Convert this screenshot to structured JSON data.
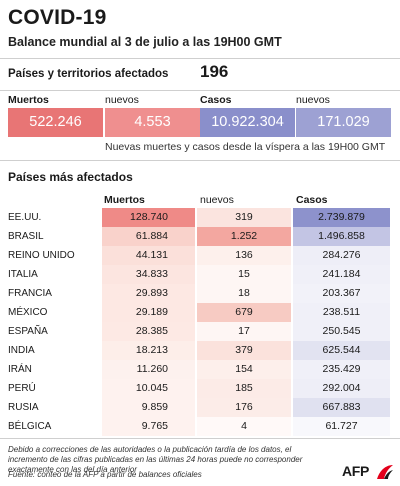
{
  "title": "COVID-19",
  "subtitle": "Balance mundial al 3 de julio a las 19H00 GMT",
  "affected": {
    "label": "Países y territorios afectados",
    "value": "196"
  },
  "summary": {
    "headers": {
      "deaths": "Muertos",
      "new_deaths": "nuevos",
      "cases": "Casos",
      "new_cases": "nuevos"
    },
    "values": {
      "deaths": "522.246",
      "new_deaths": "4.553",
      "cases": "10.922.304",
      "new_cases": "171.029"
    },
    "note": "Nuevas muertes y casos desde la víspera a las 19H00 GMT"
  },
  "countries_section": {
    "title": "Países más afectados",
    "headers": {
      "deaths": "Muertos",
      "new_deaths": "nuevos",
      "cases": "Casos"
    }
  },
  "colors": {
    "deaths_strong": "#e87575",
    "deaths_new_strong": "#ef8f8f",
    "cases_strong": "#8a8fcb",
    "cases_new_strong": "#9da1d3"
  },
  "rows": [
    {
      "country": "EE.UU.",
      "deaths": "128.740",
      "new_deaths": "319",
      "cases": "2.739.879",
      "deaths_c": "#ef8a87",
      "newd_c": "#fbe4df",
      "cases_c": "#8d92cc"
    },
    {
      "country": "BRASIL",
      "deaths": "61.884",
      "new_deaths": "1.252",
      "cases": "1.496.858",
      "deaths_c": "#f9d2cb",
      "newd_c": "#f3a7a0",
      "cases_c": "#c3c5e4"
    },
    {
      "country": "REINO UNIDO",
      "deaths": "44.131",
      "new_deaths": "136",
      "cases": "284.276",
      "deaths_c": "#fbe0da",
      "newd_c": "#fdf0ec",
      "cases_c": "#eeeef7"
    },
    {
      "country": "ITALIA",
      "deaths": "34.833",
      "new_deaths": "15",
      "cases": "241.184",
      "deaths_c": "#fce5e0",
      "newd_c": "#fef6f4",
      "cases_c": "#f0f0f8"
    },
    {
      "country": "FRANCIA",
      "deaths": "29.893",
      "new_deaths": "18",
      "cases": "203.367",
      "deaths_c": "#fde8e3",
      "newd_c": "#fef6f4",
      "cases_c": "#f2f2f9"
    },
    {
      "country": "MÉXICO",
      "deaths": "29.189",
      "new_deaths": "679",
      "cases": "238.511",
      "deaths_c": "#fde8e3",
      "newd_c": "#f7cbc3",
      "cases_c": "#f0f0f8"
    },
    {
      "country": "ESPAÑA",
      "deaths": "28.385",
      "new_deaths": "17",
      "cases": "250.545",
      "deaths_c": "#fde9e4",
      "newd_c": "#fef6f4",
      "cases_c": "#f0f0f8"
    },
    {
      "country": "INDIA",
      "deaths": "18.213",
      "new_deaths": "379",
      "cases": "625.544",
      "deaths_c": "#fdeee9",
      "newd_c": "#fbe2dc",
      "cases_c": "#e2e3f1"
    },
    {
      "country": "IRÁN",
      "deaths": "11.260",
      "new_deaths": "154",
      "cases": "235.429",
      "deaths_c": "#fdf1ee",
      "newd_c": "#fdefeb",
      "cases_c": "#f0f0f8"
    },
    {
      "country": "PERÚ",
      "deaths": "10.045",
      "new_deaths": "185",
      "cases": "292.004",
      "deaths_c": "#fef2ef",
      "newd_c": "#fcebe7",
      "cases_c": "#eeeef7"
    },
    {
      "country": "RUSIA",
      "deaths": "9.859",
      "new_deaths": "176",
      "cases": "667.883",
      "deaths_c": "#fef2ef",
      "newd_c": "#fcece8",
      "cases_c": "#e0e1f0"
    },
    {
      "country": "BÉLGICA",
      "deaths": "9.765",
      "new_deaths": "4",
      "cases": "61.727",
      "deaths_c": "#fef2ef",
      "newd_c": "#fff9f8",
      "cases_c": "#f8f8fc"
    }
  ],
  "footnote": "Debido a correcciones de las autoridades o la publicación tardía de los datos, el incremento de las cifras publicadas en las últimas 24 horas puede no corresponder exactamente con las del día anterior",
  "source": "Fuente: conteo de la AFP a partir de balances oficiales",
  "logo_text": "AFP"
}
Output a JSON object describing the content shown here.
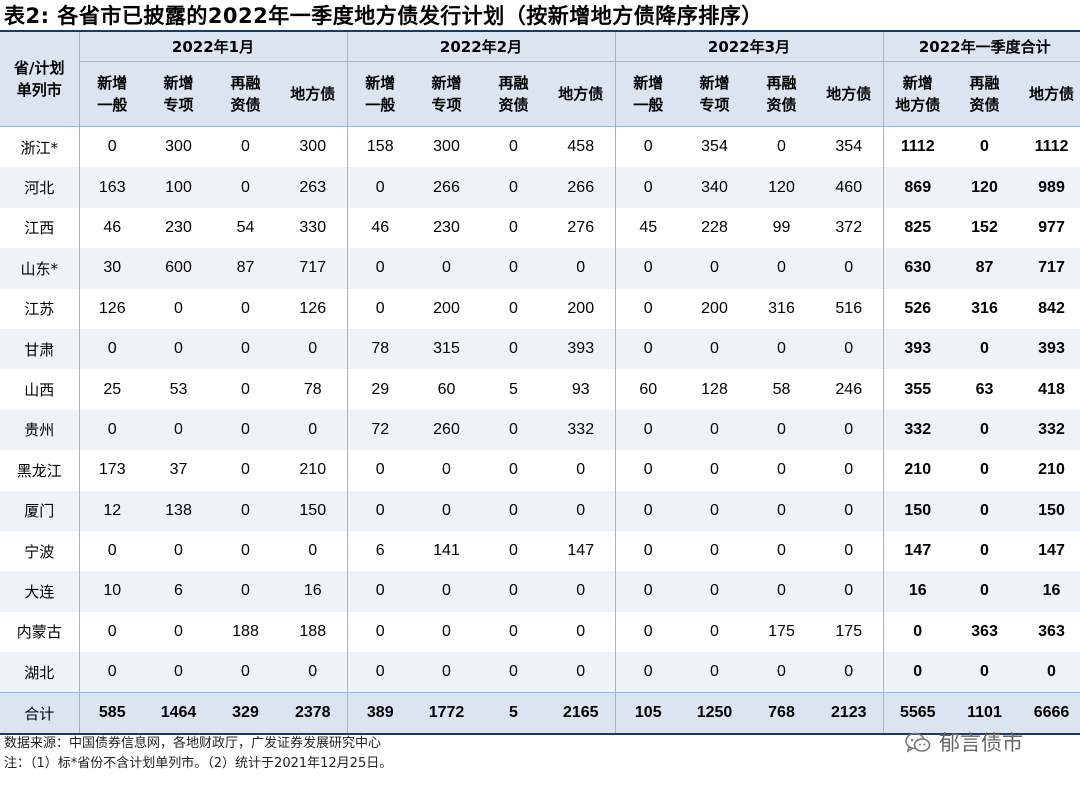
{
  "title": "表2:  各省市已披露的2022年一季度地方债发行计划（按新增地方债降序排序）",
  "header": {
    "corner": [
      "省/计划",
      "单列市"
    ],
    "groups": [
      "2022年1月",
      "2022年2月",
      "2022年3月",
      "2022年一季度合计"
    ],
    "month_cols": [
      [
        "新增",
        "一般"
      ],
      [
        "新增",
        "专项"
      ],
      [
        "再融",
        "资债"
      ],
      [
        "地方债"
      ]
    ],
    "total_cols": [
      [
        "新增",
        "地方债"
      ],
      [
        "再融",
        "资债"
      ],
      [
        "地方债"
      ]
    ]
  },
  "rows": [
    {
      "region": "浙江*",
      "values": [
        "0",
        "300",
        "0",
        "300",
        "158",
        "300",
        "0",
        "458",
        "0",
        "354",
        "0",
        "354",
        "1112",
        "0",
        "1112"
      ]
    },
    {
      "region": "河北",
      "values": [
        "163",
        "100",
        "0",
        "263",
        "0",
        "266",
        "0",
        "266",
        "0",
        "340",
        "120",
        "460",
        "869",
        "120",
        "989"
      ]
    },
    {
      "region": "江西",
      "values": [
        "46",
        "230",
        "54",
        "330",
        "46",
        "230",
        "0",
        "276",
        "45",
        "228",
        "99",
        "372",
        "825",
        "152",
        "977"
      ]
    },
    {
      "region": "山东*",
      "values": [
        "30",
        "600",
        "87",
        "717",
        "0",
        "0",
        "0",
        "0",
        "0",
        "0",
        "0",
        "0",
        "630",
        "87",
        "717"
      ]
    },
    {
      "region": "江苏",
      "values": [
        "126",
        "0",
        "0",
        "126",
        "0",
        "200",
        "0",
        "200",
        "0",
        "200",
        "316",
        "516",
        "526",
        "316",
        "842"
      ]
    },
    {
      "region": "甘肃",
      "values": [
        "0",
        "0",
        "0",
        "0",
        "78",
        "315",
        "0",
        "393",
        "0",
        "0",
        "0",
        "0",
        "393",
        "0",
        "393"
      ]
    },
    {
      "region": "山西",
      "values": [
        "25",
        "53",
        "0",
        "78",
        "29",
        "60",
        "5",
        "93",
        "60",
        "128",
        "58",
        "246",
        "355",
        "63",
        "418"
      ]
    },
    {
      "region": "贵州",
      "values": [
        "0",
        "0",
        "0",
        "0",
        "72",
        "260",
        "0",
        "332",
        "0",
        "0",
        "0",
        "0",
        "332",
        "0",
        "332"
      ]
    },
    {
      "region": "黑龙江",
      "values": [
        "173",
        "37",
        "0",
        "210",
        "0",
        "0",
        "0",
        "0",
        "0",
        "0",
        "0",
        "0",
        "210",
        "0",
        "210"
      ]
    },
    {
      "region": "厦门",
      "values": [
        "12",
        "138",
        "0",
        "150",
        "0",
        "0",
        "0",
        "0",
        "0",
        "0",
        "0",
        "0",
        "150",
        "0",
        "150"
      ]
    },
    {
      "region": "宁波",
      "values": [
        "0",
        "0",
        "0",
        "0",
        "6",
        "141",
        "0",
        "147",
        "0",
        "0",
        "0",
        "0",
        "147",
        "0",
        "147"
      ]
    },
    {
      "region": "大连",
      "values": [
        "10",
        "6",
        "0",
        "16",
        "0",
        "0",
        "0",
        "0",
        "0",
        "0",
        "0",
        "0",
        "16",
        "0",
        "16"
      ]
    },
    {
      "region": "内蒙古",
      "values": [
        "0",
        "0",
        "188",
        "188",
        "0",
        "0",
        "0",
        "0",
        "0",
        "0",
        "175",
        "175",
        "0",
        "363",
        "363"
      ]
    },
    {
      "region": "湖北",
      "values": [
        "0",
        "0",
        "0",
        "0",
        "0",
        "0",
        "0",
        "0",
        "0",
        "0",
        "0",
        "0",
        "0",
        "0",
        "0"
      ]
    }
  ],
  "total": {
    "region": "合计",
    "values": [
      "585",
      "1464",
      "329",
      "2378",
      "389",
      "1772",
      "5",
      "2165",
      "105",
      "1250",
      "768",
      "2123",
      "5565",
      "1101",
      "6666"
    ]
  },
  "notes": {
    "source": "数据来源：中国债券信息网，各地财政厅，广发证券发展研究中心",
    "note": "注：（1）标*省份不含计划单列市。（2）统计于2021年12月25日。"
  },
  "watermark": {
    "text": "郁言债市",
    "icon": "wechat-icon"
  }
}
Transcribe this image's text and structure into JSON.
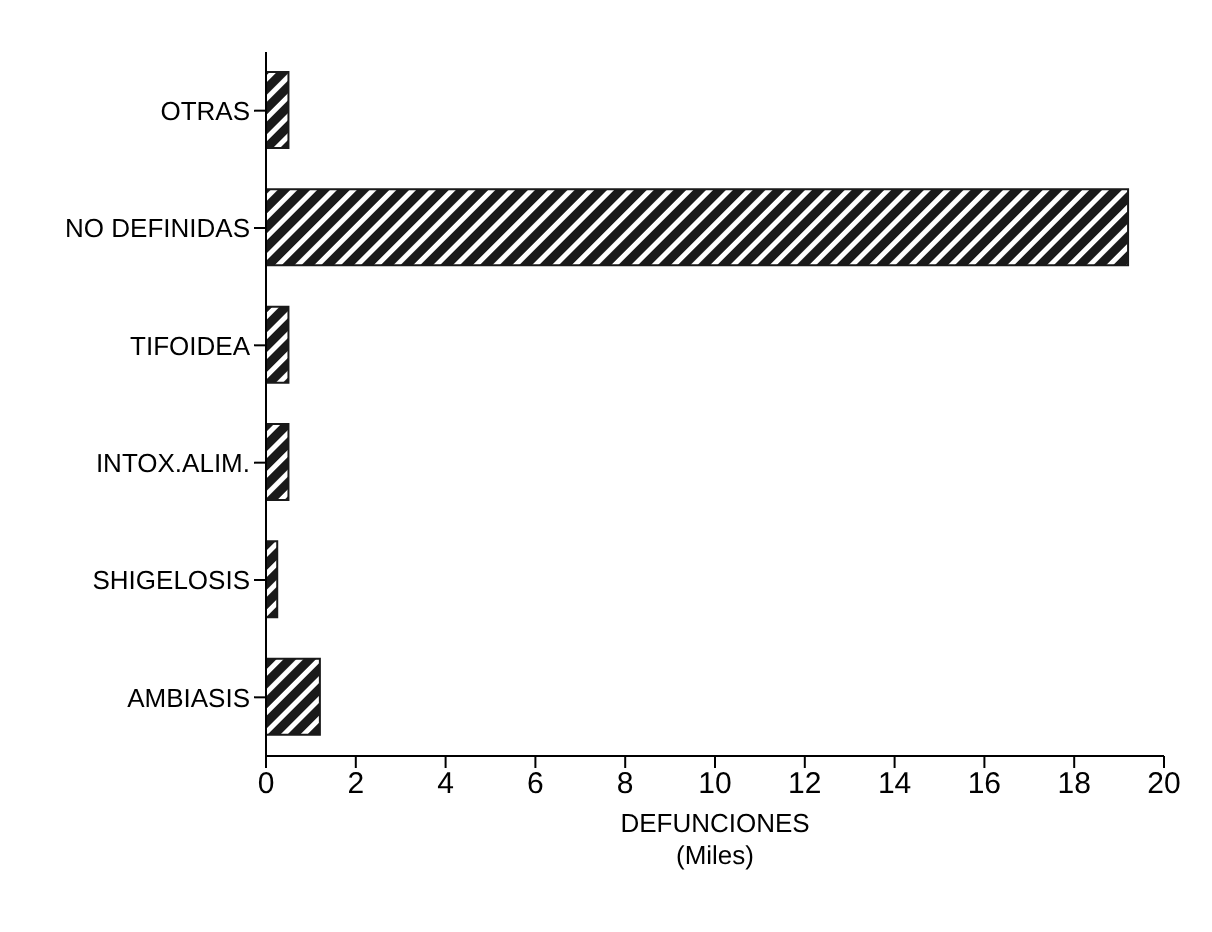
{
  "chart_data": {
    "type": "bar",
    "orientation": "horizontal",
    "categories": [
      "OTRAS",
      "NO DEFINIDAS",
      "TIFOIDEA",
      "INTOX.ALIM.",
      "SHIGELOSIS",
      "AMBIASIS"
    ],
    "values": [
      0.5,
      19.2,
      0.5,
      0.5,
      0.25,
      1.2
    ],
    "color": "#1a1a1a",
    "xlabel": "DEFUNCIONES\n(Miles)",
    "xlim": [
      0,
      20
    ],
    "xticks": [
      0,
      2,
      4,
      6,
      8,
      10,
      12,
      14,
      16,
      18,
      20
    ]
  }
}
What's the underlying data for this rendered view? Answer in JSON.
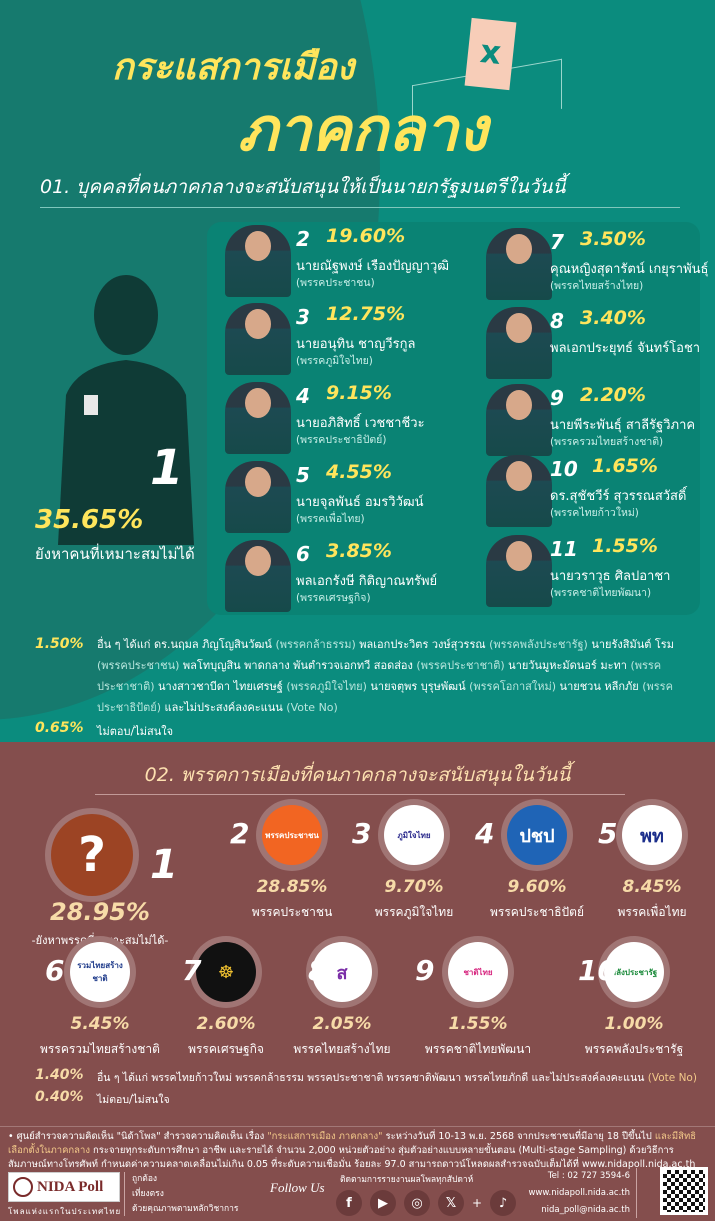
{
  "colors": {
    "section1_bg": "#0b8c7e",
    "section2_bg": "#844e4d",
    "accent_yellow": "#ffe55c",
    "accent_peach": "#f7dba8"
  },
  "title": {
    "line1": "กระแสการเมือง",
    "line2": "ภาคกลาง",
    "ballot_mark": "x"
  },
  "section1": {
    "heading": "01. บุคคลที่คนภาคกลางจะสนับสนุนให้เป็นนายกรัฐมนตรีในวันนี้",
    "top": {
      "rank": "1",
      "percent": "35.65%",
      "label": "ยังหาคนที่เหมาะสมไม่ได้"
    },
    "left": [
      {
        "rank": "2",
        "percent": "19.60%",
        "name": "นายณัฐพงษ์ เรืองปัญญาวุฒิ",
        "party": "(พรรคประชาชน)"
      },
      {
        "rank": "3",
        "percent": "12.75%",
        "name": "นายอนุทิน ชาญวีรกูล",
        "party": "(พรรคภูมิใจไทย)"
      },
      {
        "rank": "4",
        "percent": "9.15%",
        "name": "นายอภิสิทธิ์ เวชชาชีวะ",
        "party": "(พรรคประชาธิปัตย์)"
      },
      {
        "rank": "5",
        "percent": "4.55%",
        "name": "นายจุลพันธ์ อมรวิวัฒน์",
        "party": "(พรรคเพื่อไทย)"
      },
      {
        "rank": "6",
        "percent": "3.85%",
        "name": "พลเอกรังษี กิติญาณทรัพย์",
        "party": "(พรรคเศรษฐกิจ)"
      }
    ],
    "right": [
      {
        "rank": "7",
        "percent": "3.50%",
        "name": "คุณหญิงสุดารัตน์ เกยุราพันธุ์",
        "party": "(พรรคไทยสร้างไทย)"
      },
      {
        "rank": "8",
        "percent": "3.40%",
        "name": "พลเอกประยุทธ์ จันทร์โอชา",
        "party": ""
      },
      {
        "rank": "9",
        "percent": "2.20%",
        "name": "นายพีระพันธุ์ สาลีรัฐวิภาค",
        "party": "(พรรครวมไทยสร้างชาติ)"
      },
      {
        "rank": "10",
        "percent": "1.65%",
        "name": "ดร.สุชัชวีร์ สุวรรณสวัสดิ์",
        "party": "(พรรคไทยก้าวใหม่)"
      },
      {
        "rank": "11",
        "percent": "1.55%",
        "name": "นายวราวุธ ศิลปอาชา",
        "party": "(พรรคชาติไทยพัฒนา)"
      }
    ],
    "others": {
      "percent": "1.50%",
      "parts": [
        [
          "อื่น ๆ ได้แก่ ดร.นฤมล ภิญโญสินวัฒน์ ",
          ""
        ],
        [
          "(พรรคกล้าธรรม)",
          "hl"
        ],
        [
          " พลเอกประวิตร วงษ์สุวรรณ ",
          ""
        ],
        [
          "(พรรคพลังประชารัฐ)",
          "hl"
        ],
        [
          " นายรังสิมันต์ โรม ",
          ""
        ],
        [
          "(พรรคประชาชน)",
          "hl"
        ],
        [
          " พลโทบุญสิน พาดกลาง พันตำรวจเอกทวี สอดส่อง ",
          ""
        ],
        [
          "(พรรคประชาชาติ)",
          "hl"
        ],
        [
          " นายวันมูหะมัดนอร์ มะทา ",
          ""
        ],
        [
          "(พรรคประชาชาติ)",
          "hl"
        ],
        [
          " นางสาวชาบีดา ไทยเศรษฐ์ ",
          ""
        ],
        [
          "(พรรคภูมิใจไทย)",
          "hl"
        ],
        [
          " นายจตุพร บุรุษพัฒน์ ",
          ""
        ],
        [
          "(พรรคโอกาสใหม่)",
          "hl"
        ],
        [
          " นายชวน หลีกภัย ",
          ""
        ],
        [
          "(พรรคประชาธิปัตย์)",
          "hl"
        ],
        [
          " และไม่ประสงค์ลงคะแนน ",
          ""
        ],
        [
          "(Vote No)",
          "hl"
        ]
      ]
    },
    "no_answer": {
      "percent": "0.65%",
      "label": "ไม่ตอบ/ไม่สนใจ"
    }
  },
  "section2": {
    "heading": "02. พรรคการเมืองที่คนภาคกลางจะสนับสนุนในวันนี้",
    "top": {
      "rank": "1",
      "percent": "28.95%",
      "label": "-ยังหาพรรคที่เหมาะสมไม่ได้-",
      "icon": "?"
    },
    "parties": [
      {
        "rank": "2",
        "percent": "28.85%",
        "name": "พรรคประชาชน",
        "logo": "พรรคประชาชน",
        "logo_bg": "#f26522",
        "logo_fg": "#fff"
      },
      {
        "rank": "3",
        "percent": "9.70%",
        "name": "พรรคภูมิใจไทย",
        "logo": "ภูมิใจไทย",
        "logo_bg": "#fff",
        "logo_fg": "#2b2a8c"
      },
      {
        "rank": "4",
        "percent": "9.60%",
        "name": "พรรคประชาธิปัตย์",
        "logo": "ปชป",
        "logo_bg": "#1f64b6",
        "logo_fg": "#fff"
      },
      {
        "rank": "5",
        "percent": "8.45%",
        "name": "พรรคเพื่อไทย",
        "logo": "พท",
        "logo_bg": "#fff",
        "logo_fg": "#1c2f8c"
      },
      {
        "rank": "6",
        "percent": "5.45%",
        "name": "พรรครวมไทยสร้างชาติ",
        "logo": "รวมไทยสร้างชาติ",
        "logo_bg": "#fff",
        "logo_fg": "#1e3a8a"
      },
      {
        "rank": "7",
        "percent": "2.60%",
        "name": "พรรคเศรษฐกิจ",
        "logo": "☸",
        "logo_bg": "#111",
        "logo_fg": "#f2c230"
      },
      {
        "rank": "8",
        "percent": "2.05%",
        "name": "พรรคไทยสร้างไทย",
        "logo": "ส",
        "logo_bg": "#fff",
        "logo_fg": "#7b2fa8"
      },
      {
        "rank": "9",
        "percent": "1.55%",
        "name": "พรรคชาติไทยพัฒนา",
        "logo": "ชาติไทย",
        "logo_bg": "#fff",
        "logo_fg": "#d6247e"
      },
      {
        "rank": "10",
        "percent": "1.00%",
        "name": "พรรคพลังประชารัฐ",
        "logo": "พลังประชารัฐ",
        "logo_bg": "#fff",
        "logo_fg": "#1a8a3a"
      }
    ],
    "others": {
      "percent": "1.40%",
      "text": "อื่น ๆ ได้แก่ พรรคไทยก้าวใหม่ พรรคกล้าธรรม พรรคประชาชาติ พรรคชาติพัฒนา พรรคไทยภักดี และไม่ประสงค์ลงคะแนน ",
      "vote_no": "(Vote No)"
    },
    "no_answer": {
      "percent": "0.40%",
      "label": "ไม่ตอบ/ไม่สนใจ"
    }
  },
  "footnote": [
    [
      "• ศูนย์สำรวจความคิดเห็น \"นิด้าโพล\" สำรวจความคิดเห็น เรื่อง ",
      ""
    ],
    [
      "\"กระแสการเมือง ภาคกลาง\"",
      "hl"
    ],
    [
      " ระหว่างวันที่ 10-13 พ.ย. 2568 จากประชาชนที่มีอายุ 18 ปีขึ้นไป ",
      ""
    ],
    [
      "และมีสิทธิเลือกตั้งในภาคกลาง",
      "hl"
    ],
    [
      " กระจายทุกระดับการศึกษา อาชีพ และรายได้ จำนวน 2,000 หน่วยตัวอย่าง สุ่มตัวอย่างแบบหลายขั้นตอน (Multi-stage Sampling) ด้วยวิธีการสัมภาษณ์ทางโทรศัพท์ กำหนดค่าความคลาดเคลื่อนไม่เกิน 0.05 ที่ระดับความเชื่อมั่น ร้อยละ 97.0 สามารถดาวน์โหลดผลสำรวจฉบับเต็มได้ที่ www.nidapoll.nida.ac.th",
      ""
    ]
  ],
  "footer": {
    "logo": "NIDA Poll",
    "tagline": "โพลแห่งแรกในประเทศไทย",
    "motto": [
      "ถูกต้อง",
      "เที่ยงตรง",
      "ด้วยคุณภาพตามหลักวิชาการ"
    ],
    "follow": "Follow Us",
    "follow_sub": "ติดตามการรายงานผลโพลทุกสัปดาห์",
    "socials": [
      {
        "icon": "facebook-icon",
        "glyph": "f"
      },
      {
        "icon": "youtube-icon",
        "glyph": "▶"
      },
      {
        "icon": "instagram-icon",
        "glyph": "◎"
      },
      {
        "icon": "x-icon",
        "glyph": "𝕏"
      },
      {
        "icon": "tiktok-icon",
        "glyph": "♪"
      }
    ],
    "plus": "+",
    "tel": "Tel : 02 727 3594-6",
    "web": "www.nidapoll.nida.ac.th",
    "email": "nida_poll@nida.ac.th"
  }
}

—————

-- Written request --
Check each line of the entries for the string "พรรคไทยก". Copy the lines that have it.

-- Exercise response --
        "party": "(พรรคไทยก้าวใหม่)"
      "text": "อื่น ๆ ได้แก่ พรรคไทยก้าวใหม่ พรรคกล้าธรรม พรรคประชาชาติ พรรคชาติพัฒนา พรรคไทยภักดี และไม่ประสงค์ลงคะแนน ",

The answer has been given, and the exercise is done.